ZU BEARBEITENDE AUFGABEN>
A) Was steht im Artikel über Piraterie und Fischbestände vor Ostafrika dazu?
(i) Vor welchen beiden Ländern meiden Trawler inzwischen die Seegebiete?
(ii) Welches Amt hat Athman Seif inne?
(iii) Welche Saison war laut Howard Lawrence-Brown im vergangenen Jahr die beste, die es je gab?
B) Führe den Artikel über Piraterie und Fischbestände vor Ostafrika nach seinem letzten Satz fort.

TEXTAUSZUG>
━━━━━━━━━━━━━━━━

Ostafrika: Piraterie stärkt Fischbestände
Piraterie hat offenbar auch eine gute Seite: Wegen der Überfälle meiden Trawler inzwischen die Seegebiete vor Somalia und Kenia. Die Folge: Fischer aus der Region fangen wieder mehr Fisch - darunter Arten, die längst als verschwunden galten.
Die gigantischen Fangflotten großer Fischkonzerne sind ein Magnet für Piraten vor der Küste Ostafrikas. Die Trawler haben die Gewässer vor Somalia und Kenia leergefischt, teils gingen sie in den vergangenen Jahren dort sogar illegal auf Fischfang. Die Netze der Fischer vor Ort blieben in der Folge leer - mancher suchte sich eine neue Einnahmequelle und tauschte das Netz gegen ein Maschinengewehr.
Doch nun schlägt das Pendel zurück: Aus Angst vor Überfällen wagt sich kaum noch ein Trawler in die Seegebiete - und die Fischbestände erholen sich offenbar. "Es gibt jetzt mehr Fisch, als gefangen werden kann, weil die Piraten die internationalen Fischer verschreckt haben", sagte der Vorsitzende des Fischereiverbands in der kenianischen Ortschaft Malindi, Athman Seif. Über alle Arten hinweg gebe es eine erhebliche Vergrößerung der Bestände, erklärte der Inhaber des Unternehmens Kenya Deep Sea Fishing, Howard Lawrence-Brown. "Wir hatten im vergangenen Jahr die beste Speerfischsaison, die es je gab."

━━━━━━━━━━━━━━━━

Extrahierte Datensätze>
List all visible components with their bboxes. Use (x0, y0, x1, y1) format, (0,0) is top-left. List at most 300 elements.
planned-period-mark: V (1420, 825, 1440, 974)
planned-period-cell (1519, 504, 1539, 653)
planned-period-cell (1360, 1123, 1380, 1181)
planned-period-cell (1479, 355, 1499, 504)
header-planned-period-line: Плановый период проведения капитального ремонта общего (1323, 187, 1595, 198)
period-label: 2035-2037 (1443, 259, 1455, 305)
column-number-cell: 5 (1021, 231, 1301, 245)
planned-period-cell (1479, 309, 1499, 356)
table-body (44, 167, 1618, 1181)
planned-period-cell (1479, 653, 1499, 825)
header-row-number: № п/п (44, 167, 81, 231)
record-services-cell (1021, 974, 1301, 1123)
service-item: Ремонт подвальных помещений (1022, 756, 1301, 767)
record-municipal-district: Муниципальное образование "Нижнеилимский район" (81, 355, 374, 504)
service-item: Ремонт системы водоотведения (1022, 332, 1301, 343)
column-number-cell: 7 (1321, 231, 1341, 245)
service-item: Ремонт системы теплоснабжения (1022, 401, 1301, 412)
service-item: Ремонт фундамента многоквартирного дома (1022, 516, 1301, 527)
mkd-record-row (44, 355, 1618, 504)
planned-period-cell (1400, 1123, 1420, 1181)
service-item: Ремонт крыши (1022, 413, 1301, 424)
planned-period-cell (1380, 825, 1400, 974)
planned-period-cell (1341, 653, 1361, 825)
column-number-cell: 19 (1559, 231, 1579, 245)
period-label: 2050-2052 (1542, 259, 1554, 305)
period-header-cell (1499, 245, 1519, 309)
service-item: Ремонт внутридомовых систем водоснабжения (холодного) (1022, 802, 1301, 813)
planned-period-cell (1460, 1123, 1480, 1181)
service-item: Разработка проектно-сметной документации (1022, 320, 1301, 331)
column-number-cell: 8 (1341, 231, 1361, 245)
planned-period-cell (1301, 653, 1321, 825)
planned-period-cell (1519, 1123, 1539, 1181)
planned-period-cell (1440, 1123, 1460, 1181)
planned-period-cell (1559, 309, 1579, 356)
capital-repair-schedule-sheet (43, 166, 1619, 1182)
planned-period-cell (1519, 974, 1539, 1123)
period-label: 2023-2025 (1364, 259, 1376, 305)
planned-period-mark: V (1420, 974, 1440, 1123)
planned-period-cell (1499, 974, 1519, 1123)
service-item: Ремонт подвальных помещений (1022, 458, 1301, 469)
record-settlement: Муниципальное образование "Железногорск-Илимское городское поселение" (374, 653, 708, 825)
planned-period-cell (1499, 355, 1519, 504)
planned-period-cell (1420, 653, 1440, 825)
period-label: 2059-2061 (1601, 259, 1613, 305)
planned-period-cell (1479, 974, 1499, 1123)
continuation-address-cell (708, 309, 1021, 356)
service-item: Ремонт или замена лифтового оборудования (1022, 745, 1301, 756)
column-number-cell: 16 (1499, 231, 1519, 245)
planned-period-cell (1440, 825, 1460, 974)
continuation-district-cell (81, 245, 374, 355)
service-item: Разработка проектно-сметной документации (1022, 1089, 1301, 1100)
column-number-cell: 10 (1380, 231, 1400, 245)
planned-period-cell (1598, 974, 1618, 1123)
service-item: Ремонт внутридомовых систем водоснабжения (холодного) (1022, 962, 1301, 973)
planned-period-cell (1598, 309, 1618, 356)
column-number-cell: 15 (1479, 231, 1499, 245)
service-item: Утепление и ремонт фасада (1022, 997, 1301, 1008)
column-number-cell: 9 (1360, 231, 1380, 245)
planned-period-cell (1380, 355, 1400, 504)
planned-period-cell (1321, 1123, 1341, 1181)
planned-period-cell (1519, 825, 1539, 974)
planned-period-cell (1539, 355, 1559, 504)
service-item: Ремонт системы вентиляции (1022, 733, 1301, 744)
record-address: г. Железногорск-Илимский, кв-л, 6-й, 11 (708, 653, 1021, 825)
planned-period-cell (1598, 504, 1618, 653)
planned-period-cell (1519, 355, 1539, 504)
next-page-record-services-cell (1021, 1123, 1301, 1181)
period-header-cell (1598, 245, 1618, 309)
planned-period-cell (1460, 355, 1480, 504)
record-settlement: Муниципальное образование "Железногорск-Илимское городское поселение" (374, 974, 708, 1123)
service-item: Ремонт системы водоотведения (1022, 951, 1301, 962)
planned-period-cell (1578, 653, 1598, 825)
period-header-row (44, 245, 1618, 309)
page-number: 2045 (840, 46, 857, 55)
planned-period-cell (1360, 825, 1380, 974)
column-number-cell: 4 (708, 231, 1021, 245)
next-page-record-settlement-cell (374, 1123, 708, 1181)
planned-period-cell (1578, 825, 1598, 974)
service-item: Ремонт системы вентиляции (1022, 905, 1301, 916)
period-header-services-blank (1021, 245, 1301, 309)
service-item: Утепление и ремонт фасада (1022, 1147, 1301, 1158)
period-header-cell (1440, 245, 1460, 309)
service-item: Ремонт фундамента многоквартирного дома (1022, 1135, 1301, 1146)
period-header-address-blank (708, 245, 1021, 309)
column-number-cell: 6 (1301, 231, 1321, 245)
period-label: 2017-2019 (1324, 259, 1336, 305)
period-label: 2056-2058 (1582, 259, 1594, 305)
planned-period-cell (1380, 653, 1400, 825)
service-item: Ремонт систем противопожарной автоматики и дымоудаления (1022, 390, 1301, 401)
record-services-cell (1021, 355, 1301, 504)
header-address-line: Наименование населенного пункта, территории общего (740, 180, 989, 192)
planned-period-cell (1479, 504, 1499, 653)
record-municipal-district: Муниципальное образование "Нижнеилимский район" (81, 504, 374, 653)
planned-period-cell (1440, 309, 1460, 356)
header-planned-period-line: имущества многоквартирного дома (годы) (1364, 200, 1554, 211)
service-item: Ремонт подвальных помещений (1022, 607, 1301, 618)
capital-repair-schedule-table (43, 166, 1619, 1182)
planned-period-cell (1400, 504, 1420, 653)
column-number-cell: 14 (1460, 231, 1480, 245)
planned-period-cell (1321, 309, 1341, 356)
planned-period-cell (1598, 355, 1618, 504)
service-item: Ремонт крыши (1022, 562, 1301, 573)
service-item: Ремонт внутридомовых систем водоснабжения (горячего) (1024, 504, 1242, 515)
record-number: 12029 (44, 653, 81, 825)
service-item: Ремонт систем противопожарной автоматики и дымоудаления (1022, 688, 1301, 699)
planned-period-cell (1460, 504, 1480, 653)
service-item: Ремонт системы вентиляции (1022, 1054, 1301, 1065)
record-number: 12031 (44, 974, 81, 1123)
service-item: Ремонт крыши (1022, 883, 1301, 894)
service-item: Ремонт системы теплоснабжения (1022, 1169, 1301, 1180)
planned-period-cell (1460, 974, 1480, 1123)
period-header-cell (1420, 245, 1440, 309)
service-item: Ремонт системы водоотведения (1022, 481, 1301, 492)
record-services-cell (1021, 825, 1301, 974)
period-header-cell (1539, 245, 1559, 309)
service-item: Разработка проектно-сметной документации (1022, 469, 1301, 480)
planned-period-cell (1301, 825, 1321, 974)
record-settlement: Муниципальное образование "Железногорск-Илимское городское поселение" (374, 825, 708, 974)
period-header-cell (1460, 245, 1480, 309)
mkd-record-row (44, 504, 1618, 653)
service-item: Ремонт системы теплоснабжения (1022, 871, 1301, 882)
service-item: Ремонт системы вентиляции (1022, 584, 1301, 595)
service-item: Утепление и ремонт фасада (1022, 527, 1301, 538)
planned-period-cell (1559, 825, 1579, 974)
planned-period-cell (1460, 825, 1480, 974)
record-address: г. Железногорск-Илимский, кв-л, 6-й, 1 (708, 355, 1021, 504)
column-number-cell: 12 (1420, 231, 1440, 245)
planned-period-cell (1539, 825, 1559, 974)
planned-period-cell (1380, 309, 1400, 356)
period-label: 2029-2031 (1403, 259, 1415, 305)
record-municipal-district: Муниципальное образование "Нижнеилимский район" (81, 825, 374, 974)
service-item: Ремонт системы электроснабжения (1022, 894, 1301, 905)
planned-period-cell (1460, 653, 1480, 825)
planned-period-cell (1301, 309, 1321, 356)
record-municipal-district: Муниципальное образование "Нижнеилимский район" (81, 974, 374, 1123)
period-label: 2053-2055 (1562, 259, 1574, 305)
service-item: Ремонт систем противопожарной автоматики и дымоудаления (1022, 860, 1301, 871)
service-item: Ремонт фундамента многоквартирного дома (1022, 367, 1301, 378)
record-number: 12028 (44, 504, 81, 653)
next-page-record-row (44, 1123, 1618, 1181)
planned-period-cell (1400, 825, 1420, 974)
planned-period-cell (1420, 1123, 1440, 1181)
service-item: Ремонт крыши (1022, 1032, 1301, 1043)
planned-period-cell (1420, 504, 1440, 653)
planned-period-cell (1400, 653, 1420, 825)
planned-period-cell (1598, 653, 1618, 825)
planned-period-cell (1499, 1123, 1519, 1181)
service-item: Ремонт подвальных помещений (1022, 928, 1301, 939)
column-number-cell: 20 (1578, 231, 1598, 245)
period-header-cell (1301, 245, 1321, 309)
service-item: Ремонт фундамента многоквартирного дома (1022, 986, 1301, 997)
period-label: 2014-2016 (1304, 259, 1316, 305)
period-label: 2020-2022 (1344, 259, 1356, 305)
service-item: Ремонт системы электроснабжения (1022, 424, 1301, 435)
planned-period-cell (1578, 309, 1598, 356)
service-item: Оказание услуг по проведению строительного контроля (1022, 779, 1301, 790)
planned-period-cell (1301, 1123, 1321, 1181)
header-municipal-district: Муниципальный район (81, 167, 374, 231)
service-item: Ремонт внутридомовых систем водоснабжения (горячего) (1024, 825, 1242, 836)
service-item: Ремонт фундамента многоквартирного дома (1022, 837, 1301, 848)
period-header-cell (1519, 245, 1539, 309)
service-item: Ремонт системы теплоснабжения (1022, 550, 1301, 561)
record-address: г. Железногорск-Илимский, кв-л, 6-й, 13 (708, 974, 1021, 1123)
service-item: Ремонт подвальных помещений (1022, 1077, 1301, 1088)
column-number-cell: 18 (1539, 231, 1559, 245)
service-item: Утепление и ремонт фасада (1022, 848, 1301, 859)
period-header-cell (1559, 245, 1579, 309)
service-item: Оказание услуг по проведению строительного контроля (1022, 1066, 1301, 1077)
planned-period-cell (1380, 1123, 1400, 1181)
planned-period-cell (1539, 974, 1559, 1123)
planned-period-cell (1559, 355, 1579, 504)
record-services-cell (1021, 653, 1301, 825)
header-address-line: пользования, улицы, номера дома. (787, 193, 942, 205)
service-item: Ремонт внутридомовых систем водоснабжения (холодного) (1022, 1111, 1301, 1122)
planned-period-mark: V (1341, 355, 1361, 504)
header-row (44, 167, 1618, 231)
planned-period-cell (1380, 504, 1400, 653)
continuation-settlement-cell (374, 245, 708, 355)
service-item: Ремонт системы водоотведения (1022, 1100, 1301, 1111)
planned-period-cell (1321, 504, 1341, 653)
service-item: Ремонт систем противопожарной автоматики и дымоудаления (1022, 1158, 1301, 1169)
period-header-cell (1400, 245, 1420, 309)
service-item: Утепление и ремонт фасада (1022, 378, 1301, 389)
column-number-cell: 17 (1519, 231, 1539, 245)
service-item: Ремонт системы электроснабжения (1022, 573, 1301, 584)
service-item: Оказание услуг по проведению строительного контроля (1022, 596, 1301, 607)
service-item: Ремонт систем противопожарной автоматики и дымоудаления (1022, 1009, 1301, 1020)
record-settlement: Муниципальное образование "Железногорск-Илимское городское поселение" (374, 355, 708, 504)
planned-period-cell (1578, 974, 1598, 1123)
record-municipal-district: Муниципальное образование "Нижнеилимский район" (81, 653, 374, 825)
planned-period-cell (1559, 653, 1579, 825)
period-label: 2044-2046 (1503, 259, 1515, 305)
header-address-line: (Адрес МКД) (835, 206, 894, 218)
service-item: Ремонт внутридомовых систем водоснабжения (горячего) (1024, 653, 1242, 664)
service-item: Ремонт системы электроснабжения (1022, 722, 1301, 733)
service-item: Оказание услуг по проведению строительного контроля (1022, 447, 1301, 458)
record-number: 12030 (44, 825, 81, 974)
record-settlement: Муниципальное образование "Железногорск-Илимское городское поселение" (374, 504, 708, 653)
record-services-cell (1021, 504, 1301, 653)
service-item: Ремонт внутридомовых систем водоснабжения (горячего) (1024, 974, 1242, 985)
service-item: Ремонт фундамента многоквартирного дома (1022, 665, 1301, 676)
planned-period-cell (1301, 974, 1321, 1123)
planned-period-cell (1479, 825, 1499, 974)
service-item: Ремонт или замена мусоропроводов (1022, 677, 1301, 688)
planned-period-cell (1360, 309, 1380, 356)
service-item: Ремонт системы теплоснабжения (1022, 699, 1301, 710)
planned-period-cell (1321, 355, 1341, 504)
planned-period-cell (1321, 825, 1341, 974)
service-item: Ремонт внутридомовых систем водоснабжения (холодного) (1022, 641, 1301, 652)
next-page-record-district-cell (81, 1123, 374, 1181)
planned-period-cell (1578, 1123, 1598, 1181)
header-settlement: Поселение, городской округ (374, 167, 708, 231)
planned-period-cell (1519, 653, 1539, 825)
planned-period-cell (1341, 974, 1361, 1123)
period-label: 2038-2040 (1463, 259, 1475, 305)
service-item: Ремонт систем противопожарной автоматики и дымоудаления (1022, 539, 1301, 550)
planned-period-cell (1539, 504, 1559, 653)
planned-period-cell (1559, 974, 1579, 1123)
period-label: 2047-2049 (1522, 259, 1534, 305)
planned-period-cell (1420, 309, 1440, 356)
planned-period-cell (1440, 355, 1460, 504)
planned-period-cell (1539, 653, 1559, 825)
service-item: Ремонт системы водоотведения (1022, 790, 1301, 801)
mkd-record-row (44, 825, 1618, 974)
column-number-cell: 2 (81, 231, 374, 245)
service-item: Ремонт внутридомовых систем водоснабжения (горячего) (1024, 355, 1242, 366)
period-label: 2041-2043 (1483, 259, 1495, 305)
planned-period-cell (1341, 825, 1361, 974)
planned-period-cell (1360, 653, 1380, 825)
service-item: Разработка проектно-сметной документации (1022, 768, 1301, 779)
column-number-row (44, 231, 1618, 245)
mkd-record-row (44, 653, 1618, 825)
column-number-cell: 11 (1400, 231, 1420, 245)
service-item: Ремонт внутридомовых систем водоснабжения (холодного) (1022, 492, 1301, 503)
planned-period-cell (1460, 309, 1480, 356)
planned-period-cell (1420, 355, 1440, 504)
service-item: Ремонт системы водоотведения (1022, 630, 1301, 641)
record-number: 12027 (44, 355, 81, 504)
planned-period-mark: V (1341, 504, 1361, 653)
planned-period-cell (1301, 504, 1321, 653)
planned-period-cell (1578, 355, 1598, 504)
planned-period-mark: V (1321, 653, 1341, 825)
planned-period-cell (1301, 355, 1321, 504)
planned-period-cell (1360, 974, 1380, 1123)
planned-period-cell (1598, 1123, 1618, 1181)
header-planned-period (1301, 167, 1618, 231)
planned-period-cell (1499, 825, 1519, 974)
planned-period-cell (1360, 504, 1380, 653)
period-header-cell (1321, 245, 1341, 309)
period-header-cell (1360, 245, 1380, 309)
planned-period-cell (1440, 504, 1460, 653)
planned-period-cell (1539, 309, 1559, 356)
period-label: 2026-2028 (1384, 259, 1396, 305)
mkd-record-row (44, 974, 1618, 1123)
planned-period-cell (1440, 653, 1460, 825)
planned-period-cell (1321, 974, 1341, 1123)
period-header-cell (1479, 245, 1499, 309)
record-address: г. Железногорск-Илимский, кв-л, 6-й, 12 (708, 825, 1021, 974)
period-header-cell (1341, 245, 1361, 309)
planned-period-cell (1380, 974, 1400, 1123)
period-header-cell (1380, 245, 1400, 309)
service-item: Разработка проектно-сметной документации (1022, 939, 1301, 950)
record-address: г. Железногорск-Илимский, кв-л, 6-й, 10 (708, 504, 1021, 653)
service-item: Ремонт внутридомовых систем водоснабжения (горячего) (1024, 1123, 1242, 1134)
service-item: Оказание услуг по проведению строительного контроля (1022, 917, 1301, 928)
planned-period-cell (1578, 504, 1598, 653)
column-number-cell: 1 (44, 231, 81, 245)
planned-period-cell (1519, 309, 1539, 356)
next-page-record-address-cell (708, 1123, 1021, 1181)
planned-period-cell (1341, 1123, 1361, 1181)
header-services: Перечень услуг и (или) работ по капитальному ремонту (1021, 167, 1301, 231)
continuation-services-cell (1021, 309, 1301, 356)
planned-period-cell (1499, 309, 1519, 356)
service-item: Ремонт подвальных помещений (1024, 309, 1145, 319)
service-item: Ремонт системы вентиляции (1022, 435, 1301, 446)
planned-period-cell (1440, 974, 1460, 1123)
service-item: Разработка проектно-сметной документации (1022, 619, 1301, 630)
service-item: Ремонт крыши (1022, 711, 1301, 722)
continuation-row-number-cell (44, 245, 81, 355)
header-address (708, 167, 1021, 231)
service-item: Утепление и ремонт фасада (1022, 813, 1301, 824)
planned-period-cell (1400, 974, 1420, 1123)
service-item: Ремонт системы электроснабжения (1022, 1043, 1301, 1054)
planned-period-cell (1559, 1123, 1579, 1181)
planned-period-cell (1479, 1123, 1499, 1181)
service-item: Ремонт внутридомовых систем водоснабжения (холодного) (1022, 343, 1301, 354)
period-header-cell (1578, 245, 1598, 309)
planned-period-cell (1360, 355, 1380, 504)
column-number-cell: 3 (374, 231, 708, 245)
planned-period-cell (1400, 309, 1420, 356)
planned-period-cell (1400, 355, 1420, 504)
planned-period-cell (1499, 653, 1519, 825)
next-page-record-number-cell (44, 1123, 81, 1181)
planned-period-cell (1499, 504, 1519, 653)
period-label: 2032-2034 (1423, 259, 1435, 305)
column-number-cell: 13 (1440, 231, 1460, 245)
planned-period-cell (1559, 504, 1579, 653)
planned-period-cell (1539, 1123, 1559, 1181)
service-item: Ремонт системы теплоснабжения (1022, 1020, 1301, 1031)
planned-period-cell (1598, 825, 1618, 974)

━━━━━━━━━━━━━━━━

DEINE ANTWORTEN>
A)
(i) Vor Somalia und Kenia.
(ii) Er ist Vorsitzender des Fischereiverbands in der kenianischen Ortschaft Malindi.
(iii) Die Speerfischsaison.

B)
Auch die Fischer der kenianischen Küsten freuen sich über steigende Einkommen und einen höheren Lebensstandard. "Es gibt auch wieder Fische, die schon verschwunden waren, wie den Barrakuda oder den Schnapperfisch", sagte der Fischer Abdi Ali.
Fisch ist plötzlich wieder bezahlbar
Aus Somalia berichten Fischer ebenfalls von immer volleren Netzen. Auf einem Fischmarkt in der somalischen Hauptstadt Mogadischu erklärten Händler, dass das höhere Angebot zu sinkenden Preisen geführt habe. Damit könnten wieder mehr Einwohner als bisher Fisch kaufen. Die Piraten seien eine Bande von Terroristen, sagte der kenianische Sportfischer Angus Paul. "Aber solange sie die großen kommerziellen Fischfangboote fernhalten, nützt dies vielen kleinen Leuten."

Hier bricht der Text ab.